- **STORED RECORDS**
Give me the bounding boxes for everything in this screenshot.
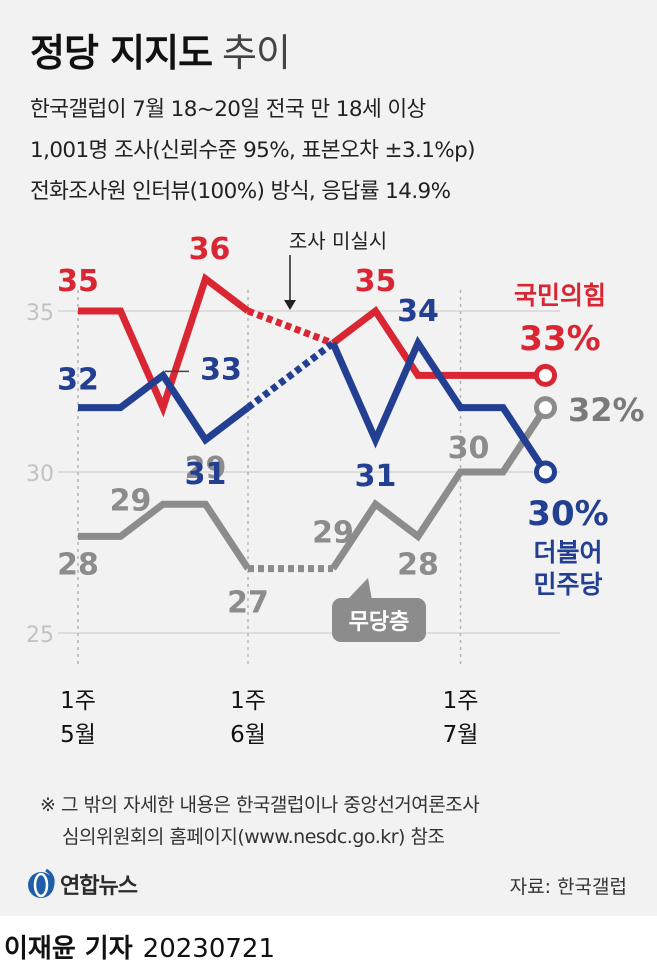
ppp-line-segment-1 [330, 305, 546, 379]
title-sub: 추이 [222, 31, 291, 75]
publish-date: 20230721 [142, 934, 275, 964]
ppp-name-label: 국민의힘 [514, 281, 606, 310]
none-callout-pointer [348, 578, 372, 600]
y-tick-label-25: 25 [26, 623, 54, 648]
ppp-final-value: 33% [519, 319, 600, 359]
none-data-label-4: 27 [227, 586, 269, 621]
dpk-data-label-2: 33 [200, 352, 242, 387]
dpk-final-value: 30% [527, 494, 608, 534]
description-line-2: 1,001명 조사(신뢰수준 95%, 표본오차 ±3.1%p) [30, 138, 476, 163]
no-survey-label: 조사 미실시 [289, 229, 387, 253]
source-label: 자료: 한국갤럽 [509, 876, 627, 898]
dpk-line-segment-0 [78, 370, 251, 445]
ppp-data-label-0: 35 [57, 264, 99, 299]
none-data-label-9: 30 [448, 431, 490, 466]
x-tick-month-2: 7월 [443, 722, 479, 748]
dpk-name-label-1: 더불어 [533, 538, 602, 567]
chart-title: 정당 지지도 추이 [30, 22, 291, 77]
none-line-segment-1 [330, 405, 549, 571]
ppp-data-label-3: 36 [189, 232, 231, 267]
none-data-label-0: 28 [57, 547, 99, 582]
x-tick-week-0: 1주 [60, 688, 96, 714]
dpk-name-label-2: 민주당 [533, 570, 602, 599]
footnote-line-2: 심의위원회의 홈페이지(www.nesdc.go.kr) 참조 [62, 826, 445, 848]
none-data-label-6: 29 [312, 516, 354, 551]
none-data-label-3: 29 [185, 451, 227, 486]
ppp-data-label-7: 35 [355, 264, 397, 299]
none-callout-box [332, 598, 426, 642]
y-tick-label-35: 35 [26, 301, 54, 326]
ppp-end-marker [534, 363, 557, 387]
x-tick-month-1: 6월 [230, 722, 266, 748]
none-name-label: 무당층 [349, 610, 410, 635]
description-line-1: 한국갤럽이 7월 18~20일 전국 만 18세 이상 [30, 97, 426, 122]
dpk-data-label-7: 31 [355, 459, 397, 494]
footnote-line-1: ※ 그 밖의 자세한 내용은 한국갤럽이나 중앙선거여론조사 [40, 794, 480, 816]
dpk-no-survey-dash [245, 340, 336, 411]
infographic-card: 정당 지지도 추이 한국갤럽이 7월 18~20일 전국 만 18세 이상 1,0… [0, 0, 657, 916]
dpk-data-label-8: 34 [397, 294, 439, 329]
x-tick-week-1: 1주 [230, 688, 266, 714]
none-line-segment-0 [78, 500, 251, 571]
y-tick-label-30: 30 [26, 462, 54, 487]
none-end-marker [534, 396, 557, 420]
no-survey-arrow-head [284, 300, 296, 310]
ppp-line-segment-0 [78, 273, 251, 418]
none-final-value: 32% [568, 391, 645, 429]
byline: 이재윤 기자 20230721 [4, 928, 275, 965]
reporter-name: 이재윤 기자 [4, 934, 133, 964]
ppp-no-survey-dash [246, 307, 335, 347]
yonhap-logo: 연합뉴스 [26, 866, 176, 902]
line-chart: 25 30 35 1주 5월 1주 6월 1주 7월 28 29 29 27 29 28 30 35 36 35 32… [26, 229, 645, 748]
dpk-end-marker [534, 460, 557, 484]
none-data-label-8: 28 [397, 547, 439, 582]
dpk-line-segment-1 [329, 335, 549, 474]
title-main: 정당 지지도 [30, 31, 213, 75]
x-tick-month-0: 5월 [60, 722, 96, 748]
yonhap-logo-icon [28, 868, 55, 898]
description-line-3: 전화조사원 인터뷰(100%) 방식, 응답률 14.9% [30, 179, 451, 204]
dpk-data-label-0: 32 [57, 363, 99, 398]
none-data-label-1: 29 [110, 483, 152, 518]
x-tick-week-2: 1주 [443, 688, 479, 714]
logo-text: 연합뉴스 [60, 874, 138, 899]
dpk-data-label-3: 31 [185, 457, 227, 492]
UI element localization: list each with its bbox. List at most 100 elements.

- **PROMPT**
Format the entry above as a Markdown table with two columns, No. and Line, giving each line its own numbered row and skipping any blank lines. Leave the picture out of the table.

- **THE RESPONSE**
| No. | Line |
|---|---|
| 1 | Give me the bounding boxes for everything in this screenshot. |
| 2 | ppp-line-segment-1 [330, 305, 546, 379] |
| 3 | title-sub: 추이 [222, 31, 291, 75] |
| 4 | publish-date: 20230721 [142, 934, 275, 964] |
| 5 | ppp-name-label: 국민의힘 [514, 281, 606, 310] |
| 6 | none-callout-pointer [348, 578, 372, 600] |
| 7 | y-tick-label-25: 25 [26, 623, 54, 648] |
| 8 | ppp-final-value: 33% [519, 319, 600, 359] |
| 9 | none-data-label-4: 27 [227, 586, 269, 621] |
| 10 | dpk-data-label-2: 33 [200, 352, 242, 387] |
| 11 | dpk-final-value: 30% [527, 494, 608, 534] |
| 12 | description-line-2: 1,001명 조사(신뢰수준 95%, 표본오차 ±3.1%p) [30, 138, 476, 163] |
| 13 | no-survey-label: 조사 미실시 [289, 229, 387, 253] |
| 14 | source-label: 자료: 한국갤럽 [509, 876, 627, 898] |
| 15 | dpk-line-segment-0 [78, 370, 251, 445] |
| 16 | ppp-data-label-0: 35 [57, 264, 99, 299] |
| 17 | none-data-label-9: 30 [448, 431, 490, 466] |
| 18 | x-tick-month-2: 7월 [443, 722, 479, 748] |
| 19 | dpk-name-label-1: 더불어 [533, 538, 602, 567] |
| 20 | chart-title: 정당 지지도 추이 [30, 22, 291, 77] |
| 21 | none-line-segment-1 [330, 405, 549, 571] |
| 22 | ppp-data-label-3: 36 [189, 232, 231, 267] |
| 23 | none-data-label-0: 28 [57, 547, 99, 582] |
| 24 | x-tick-week-0: 1주 [60, 688, 96, 714] |
| 25 | dpk-name-label-2: 민주당 [533, 570, 602, 599] |
| 26 | footnote-line-2: 심의위원회의 홈페이지(www.nesdc.go.kr) 참조 [62, 826, 445, 848] |
| 27 | none-data-label-6: 29 [312, 516, 354, 551] |
| 28 | none-data-label-3: 29 [185, 451, 227, 486] |
| 29 | ppp-data-label-7: 35 [355, 264, 397, 299] |
| 30 | none-callout-box [332, 598, 426, 642] |
| 31 | y-tick-label-35: 35 [26, 301, 54, 326] |
| 32 | ppp-end-marker [534, 363, 557, 387] |
| 33 | x-tick-month-1: 6월 [230, 722, 266, 748] |
| 34 | none-name-label: 무당층 [349, 610, 410, 635] |
| 35 | description-line-1: 한국갤럽이 7월 18~20일 전국 만 18세 이상 [30, 97, 426, 122] |
| 36 | dpk-data-label-7: 31 [355, 459, 397, 494] |
| 37 | footnote-line-1: ※ 그 밖의 자세한 내용은 한국갤럽이나 중앙선거여론조사 [40, 794, 480, 816] |
| 38 | dpk-no-survey-dash [245, 340, 336, 411] |
| 39 | infographic-card: 정당 지지도 추이 한국갤럽이 7월 18~20일 전국 만 18세 이상 1,0… [0, 0, 657, 916] |
| 40 | dpk-data-label-8: 34 [397, 294, 439, 329] |
| 41 | x-tick-week-1: 1주 [230, 688, 266, 714] |
| 42 | none-line-segment-0 [78, 500, 251, 571] |
| 43 | y-tick-label-30: 30 [26, 462, 54, 487] |
| 44 | none-end-marker [534, 396, 557, 420] |
| 45 | no-survey-arrow-head [284, 300, 296, 310] |
| 46 | ppp-line-segment-0 [78, 273, 251, 418] |
| 47 | none-final-value: 32% [568, 391, 645, 429] |
| 48 | byline: 이재윤 기자 20230721 [4, 928, 275, 965] |
| 49 | reporter-name: 이재윤 기자 [4, 934, 133, 964] |
| 50 | ppp-no-survey-dash [246, 307, 335, 347] |
| 51 | yonhap-logo: 연합뉴스 [26, 866, 176, 902] |
| 52 | line-chart: 25 30 35 1주 5월 1주 6월 1주 7월 28 29 29 27 29 28 30 35 36 35 32… [26, 229, 645, 748] |
| 53 | dpk-end-marker [534, 460, 557, 484] |
| 54 | none-data-label-8: 28 [397, 547, 439, 582] |
| 55 | dpk-line-segment-1 [329, 335, 549, 474] |
| 56 | title-main: 정당 지지도 [30, 31, 213, 75] |
| 57 | x-tick-month-0: 5월 [60, 722, 96, 748] |
| 58 | yonhap-logo-icon [28, 868, 55, 898] |
| 59 | description-line-3: 전화조사원 인터뷰(100%) 방식, 응답률 14.9% [30, 179, 451, 204] |
| 60 | dpk-data-label-0: 32 [57, 363, 99, 398] |
| 61 | none-data-label-1: 29 [110, 483, 152, 518] |
| 62 | x-tick-week-2: 1주 [443, 688, 479, 714] |
| 63 | logo-text: 연합뉴스 [60, 874, 138, 899] |
| 64 | dpk-data-label-3: 31 [185, 457, 227, 492] |
| 65 | UI element localization: list each with its bbox. List at most 100 elements. |